■ **Given problem**
Each record is to be printed again precisely as it reads.

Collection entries
......

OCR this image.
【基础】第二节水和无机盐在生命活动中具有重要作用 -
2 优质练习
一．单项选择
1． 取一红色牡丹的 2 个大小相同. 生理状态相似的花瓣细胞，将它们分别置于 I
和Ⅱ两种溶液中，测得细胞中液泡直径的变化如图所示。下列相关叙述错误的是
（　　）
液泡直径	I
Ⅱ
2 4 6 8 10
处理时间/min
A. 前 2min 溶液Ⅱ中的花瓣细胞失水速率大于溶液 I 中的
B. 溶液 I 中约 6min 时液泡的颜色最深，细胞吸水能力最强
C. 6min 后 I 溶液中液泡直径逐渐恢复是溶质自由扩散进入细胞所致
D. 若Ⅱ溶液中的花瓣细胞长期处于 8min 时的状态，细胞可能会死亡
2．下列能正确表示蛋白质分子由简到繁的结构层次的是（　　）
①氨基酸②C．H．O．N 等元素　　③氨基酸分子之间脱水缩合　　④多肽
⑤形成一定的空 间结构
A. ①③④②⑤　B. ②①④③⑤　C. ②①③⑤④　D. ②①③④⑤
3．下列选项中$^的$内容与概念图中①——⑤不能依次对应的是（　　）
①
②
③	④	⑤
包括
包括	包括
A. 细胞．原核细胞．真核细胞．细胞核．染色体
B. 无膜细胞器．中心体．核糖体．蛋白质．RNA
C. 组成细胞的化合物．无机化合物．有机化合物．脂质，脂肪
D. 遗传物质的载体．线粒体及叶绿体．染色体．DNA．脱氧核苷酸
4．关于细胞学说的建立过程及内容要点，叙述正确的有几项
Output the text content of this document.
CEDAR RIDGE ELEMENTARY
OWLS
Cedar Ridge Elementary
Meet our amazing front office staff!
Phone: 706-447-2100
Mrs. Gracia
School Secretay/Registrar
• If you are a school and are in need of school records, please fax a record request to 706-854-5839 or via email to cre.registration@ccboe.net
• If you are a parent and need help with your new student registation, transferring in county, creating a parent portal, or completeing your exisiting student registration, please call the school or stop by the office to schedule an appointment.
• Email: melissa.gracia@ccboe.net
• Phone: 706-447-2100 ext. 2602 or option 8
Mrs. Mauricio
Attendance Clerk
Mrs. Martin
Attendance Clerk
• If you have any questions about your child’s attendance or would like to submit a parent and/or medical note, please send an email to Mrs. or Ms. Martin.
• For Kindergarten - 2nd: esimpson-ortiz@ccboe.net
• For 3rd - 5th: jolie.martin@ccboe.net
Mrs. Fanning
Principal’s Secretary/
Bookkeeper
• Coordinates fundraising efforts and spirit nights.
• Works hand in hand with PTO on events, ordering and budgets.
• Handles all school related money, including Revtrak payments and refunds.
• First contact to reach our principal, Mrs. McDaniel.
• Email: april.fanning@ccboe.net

......

■ **Result of the task**
OCR this image.
【基础】第二节水和无机盐在生命活动中具有重要作用 -
2 优质练习
一．单项选择
1． 取一红色牡丹的 2 个大小相同. 生理状态相似的花瓣细胞，将它们分别置于 I
和Ⅱ两种溶液中，测得细胞中液泡直径的变化如图所示。下列相关叙述错误的是
（　　）
液泡直径	I
Ⅱ
2 4 6 8 10
处理时间/min
A. 前 2min 溶液Ⅱ中的花瓣细胞失水速率大于溶液 I 中的
B. 溶液 I 中约 6min 时液泡的颜色最深，细胞吸水能力最强
C. 6min 后 I 溶液中液泡直径逐渐恢复是溶质自由扩散进入细胞所致
D. 若Ⅱ溶液中的花瓣细胞长期处于 8min 时的状态，细胞可能会死亡
2．下列能正确表示蛋白质分子由简到繁的结构层次的是（　　）
①氨基酸②C．H．O．N 等元素　　③氨基酸分子之间脱水缩合　　④多肽
⑤形成一定的空 间结构
A. ①③④②⑤　B. ②①④③⑤　C. ②①③⑤④　D. ②①③④⑤
3．下列选项中$^的$内容与概念图中①——⑤不能依次对应的是（　　）
①
②
③	④	⑤
包括
包括	包括
A. 细胞．原核细胞．真核细胞．细胞核．染色体
B. 无膜细胞器．中心体．核糖体．蛋白质．RNA
C. 组成细胞的化合物．无机化合物．有机化合物．脂质，脂肪
D. 遗传物质的载体．线粒体及叶绿体．染色体．DNA．脱氧核苷酸
4．关于细胞学说的建立过程及内容要点，叙述正确的有几项
Output the text content of this document.
CEDAR RIDGE ELEMENTARY
OWLS
Cedar Ridge Elementary
Meet our amazing front office staff!
Phone: 706-447-2100
Mrs. Gracia
School Secretay/Registrar
• If you are a school and are in need of school records, please fax a record request to 706-854-5839 or via email to cre.registration@ccboe.net
• If you are a parent and need help with your new student registation, transferring in county, creating a parent portal, or completeing your exisiting student registration, please call the school or stop by the office to schedule an appointment.
• Email: melissa.gracia@ccboe.net
• Phone: 706-447-2100 ext. 2602 or option 8
Mrs. Mauricio
Attendance Clerk
Mrs. Martin
Attendance Clerk
• If you have any questions about your child’s attendance or would like to submit a parent and/or medical note, please send an email to Mrs. or Ms. Martin.
• For Kindergarten - 2nd: esimpson-ortiz@ccboe.net
• For 3rd - 5th: jolie.martin@ccboe.net
Mrs. Fanning
Principal’s Secretary/
Bookkeeper
• Coordinates fundraising efforts and spirit nights.
• Works hand in hand with PTO on events, ordering and budgets.
• Handles all school related money, including Revtrak payments and refunds.
• First contact to reach our principal, Mrs. McDaniel.
• Email: april.fanning@ccboe.net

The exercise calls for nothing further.